GIVEN REQUEST:
Rewrite the data from the line with "row-value: 0 [486, 160, 497, 180]" up to and including the line with "row-label: Keystone [217, 85, 299, 105]", changing "row-label" to "row-name" and leaving everything else as it is.

MATERIAL SUPPLIED:
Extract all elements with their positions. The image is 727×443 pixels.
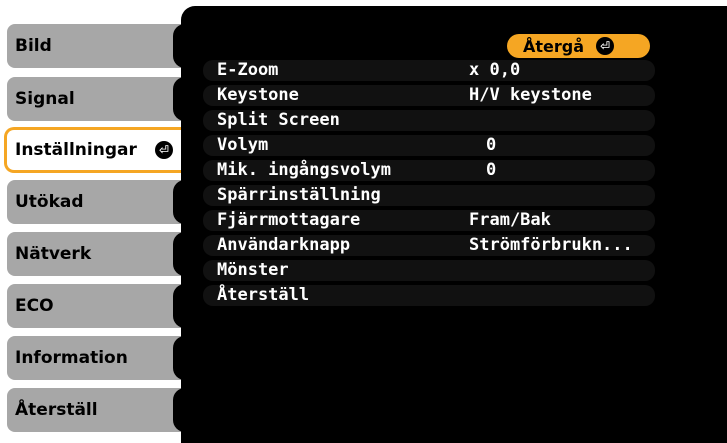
row-value: 0 [486, 160, 497, 180]
tab-aterstall[interactable]: Återställ [7, 388, 201, 432]
tab-eco[interactable]: ECO [7, 284, 201, 328]
row-label: Användarknapp [217, 235, 351, 255]
tab-information[interactable]: Information [7, 336, 201, 380]
row-label: Mik. ingångsvolym [217, 160, 391, 180]
row-value: 0 [486, 135, 497, 155]
tab-natverk[interactable]: Nätverk [7, 232, 201, 276]
tab-label: Inställningar [15, 140, 137, 160]
settings-menu: Bild Signal Inställningar ⏎ Utökad Nätve… [0, 0, 201, 443]
row-value: Fram/Bak [469, 210, 551, 230]
return-label: Återgå [523, 36, 585, 56]
row-label: E-Zoom [217, 60, 279, 80]
row-background [203, 135, 655, 156]
row-value: Strömförbrukn... [469, 235, 633, 255]
tab-label: Bild [15, 36, 52, 56]
tab-signal[interactable]: Signal [7, 77, 201, 121]
row-label: Fjärrmottagare [217, 210, 361, 230]
enter-icon: ⏎ [596, 37, 615, 55]
menu-row-sparrinstallning[interactable]: Spärrinställning [203, 185, 655, 206]
row-label: Volym [217, 135, 269, 155]
tab-installningar[interactable]: Inställningar ⏎ [4, 127, 194, 173]
tab-bild[interactable]: Bild [7, 24, 201, 68]
tab-label: Signal [15, 89, 75, 109]
menu-row-volym[interactable]: Volym 0 [203, 135, 655, 156]
row-label: Återställ [217, 285, 310, 305]
tab-label: Återställ [15, 400, 98, 420]
settings-list: E-Zoom x 0,0 Keystone H/V keystone Split… [203, 60, 655, 310]
enter-icon: ⏎ [154, 141, 173, 159]
row-label: Spärrinställning [217, 185, 381, 205]
menu-row-e-zoom[interactable]: E-Zoom x 0,0 [203, 60, 655, 81]
menu-row-aterstall[interactable]: Återställ [203, 285, 655, 306]
tab-label: Utökad [15, 192, 84, 212]
row-label: Split Screen [217, 110, 340, 130]
row-label: Keystone [217, 85, 299, 105]
menu-row-monster[interactable]: Mönster [203, 260, 655, 281]
tab-label: Information [15, 348, 128, 368]
menu-row-mik-ingangsvolym[interactable]: Mik. ingångsvolym 0 [203, 160, 655, 181]
menu-row-keystone[interactable]: Keystone H/V keystone [203, 85, 655, 106]
menu-row-fjarrmottagare[interactable]: Fjärrmottagare Fram/Bak [203, 210, 655, 231]
tab-label: ECO [15, 296, 54, 316]
row-value: H/V keystone [469, 85, 592, 105]
return-button[interactable]: Återgå ⏎ [507, 34, 650, 58]
tab-label: Nätverk [15, 244, 92, 264]
row-label: Mönster [217, 260, 289, 280]
tab-utokad[interactable]: Utökad [7, 180, 201, 224]
menu-row-anvandarknapp[interactable]: Användarknapp Strömförbrukn... [203, 235, 655, 256]
row-value: x 0,0 [469, 60, 521, 80]
menu-row-split-screen[interactable]: Split Screen [203, 110, 655, 131]
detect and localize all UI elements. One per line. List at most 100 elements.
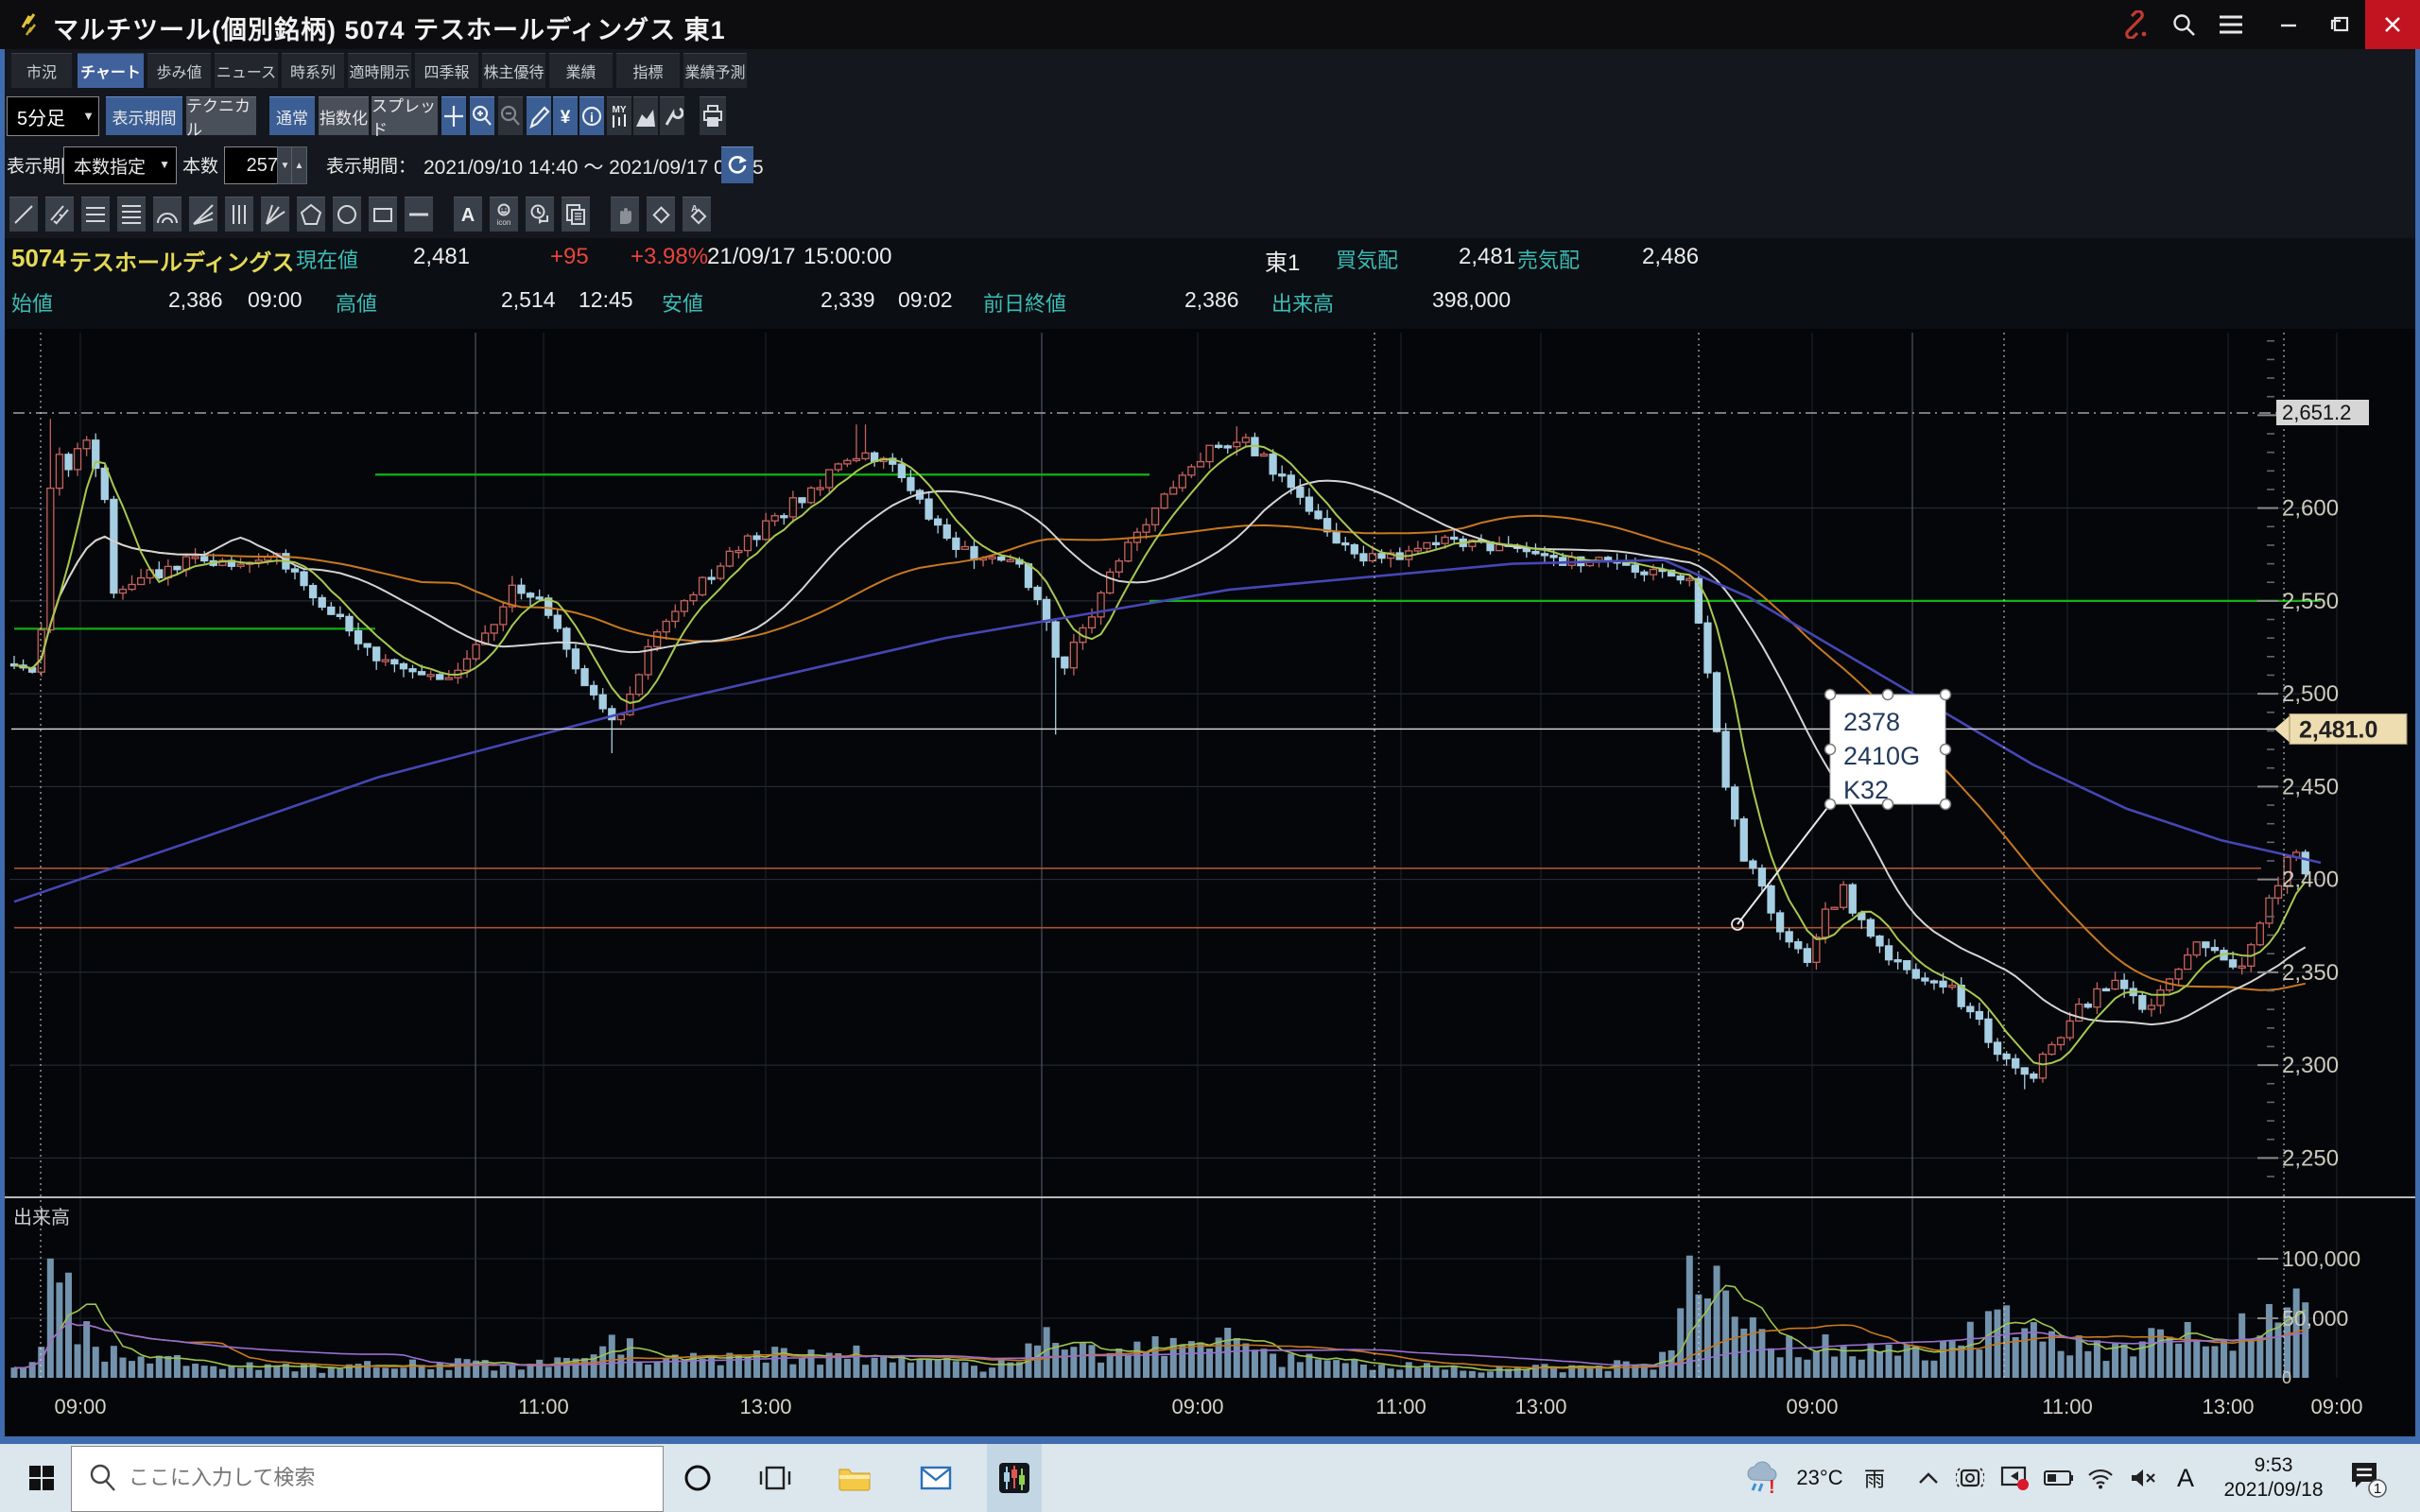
my-chart-icon[interactable]: MY xyxy=(607,96,631,135)
annotation-handle[interactable] xyxy=(1825,690,1836,700)
ask-label: 売気配 xyxy=(1517,244,1580,274)
toolbar-button-指数化[interactable]: 指数化 xyxy=(319,96,369,135)
maximize-button[interactable] xyxy=(2314,0,2365,49)
svg-text:0: 0 xyxy=(2282,1368,2291,1387)
tab-市況[interactable]: 市況 xyxy=(11,53,72,88)
annotation-handle[interactable] xyxy=(1941,799,1951,810)
text-tool-icon[interactable]: A xyxy=(454,197,482,232)
hand-tool-icon[interactable] xyxy=(611,197,639,232)
fan-lines-tool-icon[interactable] xyxy=(189,197,217,232)
clock[interactable]: 9:53 2021/09/18 xyxy=(2212,1444,2335,1512)
start-button[interactable] xyxy=(17,1444,66,1512)
vlines-tool-icon[interactable] xyxy=(225,197,253,232)
reset-period-button[interactable] xyxy=(721,146,753,183)
wifi-icon[interactable] xyxy=(2080,1444,2121,1512)
annotation-handle[interactable] xyxy=(1883,690,1893,700)
pencil-icon[interactable] xyxy=(527,96,551,135)
trading-app-icon[interactable] xyxy=(987,1444,1042,1512)
copy-tool-icon[interactable] xyxy=(562,197,590,232)
price-chart-canvas[interactable]: 2,6002,5502,5002,4502,4002,3502,3002,250… xyxy=(0,329,2420,1444)
range-label: 表示期間： xyxy=(326,152,416,178)
tab-四季報[interactable]: 四季報 xyxy=(415,53,478,88)
trendline-tool-icon[interactable] xyxy=(9,197,38,232)
annotation-handle[interactable] xyxy=(1825,799,1836,810)
tab-株主優待[interactable]: 株主優待 xyxy=(482,53,545,88)
count-up-button[interactable]: ▲ xyxy=(291,146,307,184)
notification-icon[interactable]: 1 xyxy=(2341,1444,2394,1512)
hlines-3-tool-icon[interactable] xyxy=(81,197,110,232)
icon-stamp-tool-icon[interactable]: icon xyxy=(490,197,518,232)
bid-label: 買気配 xyxy=(1336,244,1398,274)
svg-text:2,500: 2,500 xyxy=(2282,681,2339,707)
yen-icon[interactable]: ¥ xyxy=(553,96,578,135)
toolbar-button-表示期間[interactable]: 表示期間 xyxy=(106,96,182,135)
weather-condition[interactable]: 雨 xyxy=(1856,1444,1893,1512)
tab-指標[interactable]: 指標 xyxy=(616,53,680,88)
taskbar-search[interactable] xyxy=(71,1446,664,1512)
file-explorer-icon[interactable] xyxy=(828,1444,881,1512)
close-button[interactable] xyxy=(2365,0,2420,49)
bar-count-input[interactable]: 257 xyxy=(224,146,285,184)
ime-indicator[interactable]: A xyxy=(2165,1444,2206,1512)
annotation-handle[interactable] xyxy=(1941,745,1951,755)
toolbar-button-スプレッド[interactable]: スプレッド xyxy=(372,96,438,135)
hsegment-tool-icon[interactable] xyxy=(405,197,433,232)
time-axis-label: 13:00 xyxy=(739,1395,791,1418)
cortana-icon[interactable] xyxy=(673,1444,722,1512)
annotation-handle[interactable] xyxy=(1883,799,1893,810)
annotation-handle[interactable] xyxy=(1941,690,1951,700)
angle-lines-tool-icon[interactable] xyxy=(261,197,289,232)
ruler-tool-icon[interactable] xyxy=(45,197,74,232)
search-icon[interactable] xyxy=(2165,8,2203,42)
speaker-muted-icon[interactable] xyxy=(2121,1444,2163,1512)
timeframe-value: 5分足 xyxy=(17,103,65,130)
weather-temp[interactable]: 23°C xyxy=(1787,1444,1853,1512)
tray-expand-icon[interactable] xyxy=(1908,1444,1949,1512)
tab-適時開示[interactable]: 適時開示 xyxy=(348,53,411,88)
notification-count: 1 xyxy=(2374,1481,2381,1497)
high-value: 2,514 xyxy=(501,287,556,313)
pentagon-tool-icon[interactable] xyxy=(297,197,325,232)
time-axis-label: 09:00 xyxy=(2310,1395,2362,1418)
ellipse-tool-icon[interactable] xyxy=(333,197,361,232)
link-icon[interactable] xyxy=(2116,8,2153,42)
wrench-icon[interactable] xyxy=(660,96,684,135)
task-view-icon[interactable] xyxy=(749,1444,802,1512)
tab-時系列[interactable]: 時系列 xyxy=(282,53,344,88)
eraser-tool-icon[interactable] xyxy=(647,197,675,232)
toolbar-button-テクニカル[interactable]: テクニカル xyxy=(186,96,256,135)
display-share-icon[interactable] xyxy=(1993,1444,2036,1512)
period-mode-select[interactable]: 本数指定 ▼ xyxy=(63,146,177,184)
zoom-in-icon[interactable] xyxy=(470,96,494,135)
tab-業績[interactable]: 業績 xyxy=(549,53,613,88)
tab-業績予測[interactable]: 業績予測 xyxy=(683,53,747,88)
camera-device-icon[interactable] xyxy=(1949,1444,1991,1512)
time-axis-label: 09:00 xyxy=(1786,1395,1838,1418)
printer-icon[interactable] xyxy=(700,96,726,135)
minimize-button[interactable] xyxy=(2263,0,2314,49)
tab-歩み値[interactable]: 歩み値 xyxy=(147,53,211,88)
toolbar-button-通常[interactable]: 通常 xyxy=(269,96,315,135)
time-mark-tool-icon[interactable] xyxy=(526,197,554,232)
crosshair-plus-icon[interactable] xyxy=(441,96,466,135)
taskbar-search-input[interactable] xyxy=(127,1447,641,1509)
tab-チャート[interactable]: チャート xyxy=(78,53,144,88)
weather-icon[interactable]: ! xyxy=(1739,1444,1785,1512)
battery-icon[interactable] xyxy=(2038,1444,2080,1512)
rectangle-tool-icon[interactable] xyxy=(369,197,397,232)
zoom-out-icon[interactable] xyxy=(498,96,523,135)
hlines-4-tool-icon[interactable] xyxy=(117,197,146,232)
fib-arc-tool-icon[interactable] xyxy=(153,197,182,232)
annotation-handle[interactable] xyxy=(1825,745,1836,755)
tab-ニュース[interactable]: ニュース xyxy=(215,53,278,88)
volume-pane-label: 出来高 xyxy=(13,1207,70,1228)
time-axis-label: 13:00 xyxy=(2202,1395,2254,1418)
mail-icon[interactable] xyxy=(909,1444,962,1512)
menu-icon[interactable] xyxy=(2212,8,2250,42)
period-mode-value: 本数指定 xyxy=(74,153,146,179)
title-bar: マルチツール(個別銘柄) 5074 テスホールディングス 東1 xyxy=(0,0,2420,49)
info-icon[interactable]: i xyxy=(579,96,604,135)
area-chart-icon[interactable] xyxy=(633,96,658,135)
eraser-all-tool-icon[interactable]: A xyxy=(683,197,711,232)
timeframe-select[interactable]: 5分足 ▼ xyxy=(7,96,99,136)
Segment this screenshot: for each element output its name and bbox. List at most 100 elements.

EXERCISE RESPONSE:
row-value: 0 [486, 160, 497, 180]
tab-aterstall[interactable]: Återställ [7, 388, 201, 432]
tab-eco[interactable]: ECO [7, 284, 201, 328]
row-name: Användarknapp [217, 235, 351, 255]
tab-information[interactable]: Information [7, 336, 201, 380]
row-name: Mik. ingångsvolym [217, 160, 391, 180]
row-value: 0 [486, 135, 497, 155]
tab-natverk[interactable]: Nätverk [7, 232, 201, 276]
tab-label: Inställningar [15, 140, 137, 160]
settings-menu: Bild Signal Inställningar ⏎ Utökad Nätve… [0, 0, 201, 443]
row-value: Fram/Bak [469, 210, 551, 230]
return-label: Återgå [523, 36, 585, 56]
row-name: E-Zoom [217, 60, 279, 80]
row-background [203, 135, 655, 156]
row-value: Strömförbrukn... [469, 235, 633, 255]
tab-label: Bild [15, 36, 52, 56]
tab-signal[interactable]: Signal [7, 77, 201, 121]
row-name: Fjärrmottagare [217, 210, 361, 230]
enter-icon: ⏎ [596, 37, 615, 55]
menu-row-sparrinstallning[interactable]: Spärrinställning [203, 185, 655, 206]
row-name: Volym [217, 135, 269, 155]
tab-installningar[interactable]: Inställningar ⏎ [4, 127, 194, 173]
tab-bild[interactable]: Bild [7, 24, 201, 68]
tab-label: Signal [15, 89, 75, 109]
menu-row-volym[interactable]: Volym 0 [203, 135, 655, 156]
row-name: Återställ [217, 285, 310, 305]
tab-label: Återställ [15, 400, 98, 420]
settings-list: E-Zoom x 0,0 Keystone H/V keystone Split… [203, 60, 655, 310]
enter-icon: ⏎ [154, 141, 173, 159]
row-name: Spärrinställning [217, 185, 381, 205]
menu-row-e-zoom[interactable]: E-Zoom x 0,0 [203, 60, 655, 81]
menu-row-aterstall[interactable]: Återställ [203, 285, 655, 306]
tab-label: Utökad [15, 192, 84, 212]
row-name: Split Screen [217, 110, 340, 130]
row-name: Keystone [217, 85, 299, 105]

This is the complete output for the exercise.